begin LISTED ENTRIES

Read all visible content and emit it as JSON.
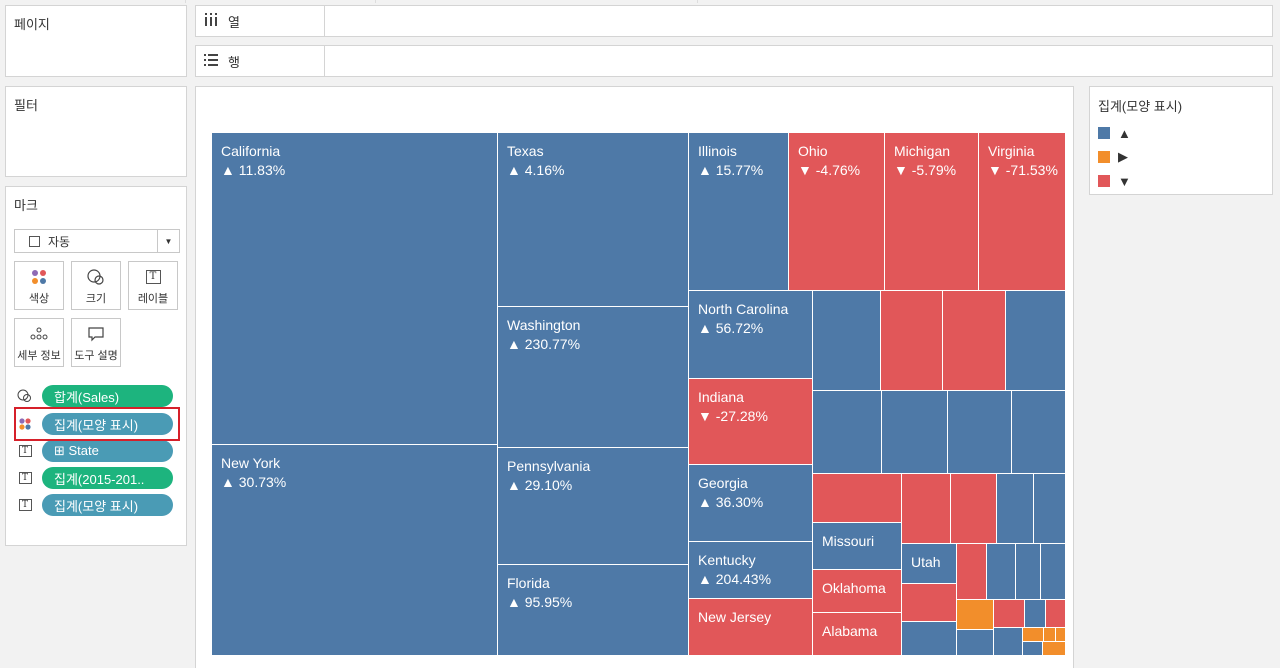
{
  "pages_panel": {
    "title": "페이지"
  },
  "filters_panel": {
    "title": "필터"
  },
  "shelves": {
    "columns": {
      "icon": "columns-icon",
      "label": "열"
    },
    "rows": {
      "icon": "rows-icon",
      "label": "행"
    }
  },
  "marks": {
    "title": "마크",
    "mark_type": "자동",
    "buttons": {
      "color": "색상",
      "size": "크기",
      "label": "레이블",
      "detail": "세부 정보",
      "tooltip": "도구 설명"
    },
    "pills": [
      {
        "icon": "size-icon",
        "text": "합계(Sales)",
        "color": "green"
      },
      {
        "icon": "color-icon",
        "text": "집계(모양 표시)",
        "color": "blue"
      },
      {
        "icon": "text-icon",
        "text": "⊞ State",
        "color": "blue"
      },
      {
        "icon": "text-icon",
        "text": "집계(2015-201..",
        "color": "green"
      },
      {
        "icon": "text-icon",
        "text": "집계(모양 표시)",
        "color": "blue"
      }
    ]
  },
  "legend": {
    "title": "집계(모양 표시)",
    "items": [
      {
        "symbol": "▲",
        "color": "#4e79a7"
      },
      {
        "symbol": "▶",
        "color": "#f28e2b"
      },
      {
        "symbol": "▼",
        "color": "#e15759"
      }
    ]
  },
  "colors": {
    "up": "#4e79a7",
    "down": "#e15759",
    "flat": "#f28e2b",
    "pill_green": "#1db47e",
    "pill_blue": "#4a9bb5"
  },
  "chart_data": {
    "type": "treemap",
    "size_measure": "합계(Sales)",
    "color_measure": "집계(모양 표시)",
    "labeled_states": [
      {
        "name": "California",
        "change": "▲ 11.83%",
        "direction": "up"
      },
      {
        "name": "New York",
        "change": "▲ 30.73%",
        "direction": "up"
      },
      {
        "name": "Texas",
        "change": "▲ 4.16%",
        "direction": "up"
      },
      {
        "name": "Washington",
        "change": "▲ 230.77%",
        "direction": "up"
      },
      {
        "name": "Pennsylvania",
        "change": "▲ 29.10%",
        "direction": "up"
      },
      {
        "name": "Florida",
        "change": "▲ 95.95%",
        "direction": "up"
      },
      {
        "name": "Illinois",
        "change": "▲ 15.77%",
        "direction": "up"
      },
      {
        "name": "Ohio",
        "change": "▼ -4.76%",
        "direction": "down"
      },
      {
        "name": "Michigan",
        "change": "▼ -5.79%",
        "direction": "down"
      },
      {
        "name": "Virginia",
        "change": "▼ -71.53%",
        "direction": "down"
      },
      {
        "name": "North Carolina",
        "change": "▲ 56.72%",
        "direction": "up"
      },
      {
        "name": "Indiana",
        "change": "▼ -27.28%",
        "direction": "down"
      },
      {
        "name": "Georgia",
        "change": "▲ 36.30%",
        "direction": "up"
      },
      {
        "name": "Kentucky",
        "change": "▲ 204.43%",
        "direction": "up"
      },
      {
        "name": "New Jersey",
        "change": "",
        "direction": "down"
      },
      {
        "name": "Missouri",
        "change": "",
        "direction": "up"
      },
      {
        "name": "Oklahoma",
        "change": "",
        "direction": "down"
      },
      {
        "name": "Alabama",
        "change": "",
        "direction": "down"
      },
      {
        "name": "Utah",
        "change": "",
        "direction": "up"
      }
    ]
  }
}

end LISTED ENTRIES

YOUR OBJECTIVE: In the copy, include no pictures; restate the listing above exactly.

FULL OUTPUT:
Read all visible content and emit it as JSON.
{
  "pages_panel": {
    "title": "페이지"
  },
  "filters_panel": {
    "title": "필터"
  },
  "shelves": {
    "columns": {
      "icon": "columns-icon",
      "label": "열"
    },
    "rows": {
      "icon": "rows-icon",
      "label": "행"
    }
  },
  "marks": {
    "title": "마크",
    "mark_type": "자동",
    "buttons": {
      "color": "색상",
      "size": "크기",
      "label": "레이블",
      "detail": "세부 정보",
      "tooltip": "도구 설명"
    },
    "pills": [
      {
        "icon": "size-icon",
        "text": "합계(Sales)",
        "color": "green"
      },
      {
        "icon": "color-icon",
        "text": "집계(모양 표시)",
        "color": "blue"
      },
      {
        "icon": "text-icon",
        "text": "⊞ State",
        "color": "blue"
      },
      {
        "icon": "text-icon",
        "text": "집계(2015-201..",
        "color": "green"
      },
      {
        "icon": "text-icon",
        "text": "집계(모양 표시)",
        "color": "blue"
      }
    ]
  },
  "legend": {
    "title": "집계(모양 표시)",
    "items": [
      {
        "symbol": "▲",
        "color": "#4e79a7"
      },
      {
        "symbol": "▶",
        "color": "#f28e2b"
      },
      {
        "symbol": "▼",
        "color": "#e15759"
      }
    ]
  },
  "colors": {
    "up": "#4e79a7",
    "down": "#e15759",
    "flat": "#f28e2b",
    "pill_green": "#1db47e",
    "pill_blue": "#4a9bb5"
  },
  "chart_data": {
    "type": "treemap",
    "size_measure": "합계(Sales)",
    "color_measure": "집계(모양 표시)",
    "labeled_states": [
      {
        "name": "California",
        "change": "▲ 11.83%",
        "direction": "up"
      },
      {
        "name": "New York",
        "change": "▲ 30.73%",
        "direction": "up"
      },
      {
        "name": "Texas",
        "change": "▲ 4.16%",
        "direction": "up"
      },
      {
        "name": "Washington",
        "change": "▲ 230.77%",
        "direction": "up"
      },
      {
        "name": "Pennsylvania",
        "change": "▲ 29.10%",
        "direction": "up"
      },
      {
        "name": "Florida",
        "change": "▲ 95.95%",
        "direction": "up"
      },
      {
        "name": "Illinois",
        "change": "▲ 15.77%",
        "direction": "up"
      },
      {
        "name": "Ohio",
        "change": "▼ -4.76%",
        "direction": "down"
      },
      {
        "name": "Michigan",
        "change": "▼ -5.79%",
        "direction": "down"
      },
      {
        "name": "Virginia",
        "change": "▼ -71.53%",
        "direction": "down"
      },
      {
        "name": "North Carolina",
        "change": "▲ 56.72%",
        "direction": "up"
      },
      {
        "name": "Indiana",
        "change": "▼ -27.28%",
        "direction": "down"
      },
      {
        "name": "Georgia",
        "change": "▲ 36.30%",
        "direction": "up"
      },
      {
        "name": "Kentucky",
        "change": "▲ 204.43%",
        "direction": "up"
      },
      {
        "name": "New Jersey",
        "change": "",
        "direction": "down"
      },
      {
        "name": "Missouri",
        "change": "",
        "direction": "up"
      },
      {
        "name": "Oklahoma",
        "change": "",
        "direction": "down"
      },
      {
        "name": "Alabama",
        "change": "",
        "direction": "down"
      },
      {
        "name": "Utah",
        "change": "",
        "direction": "up"
      }
    ]
  }
}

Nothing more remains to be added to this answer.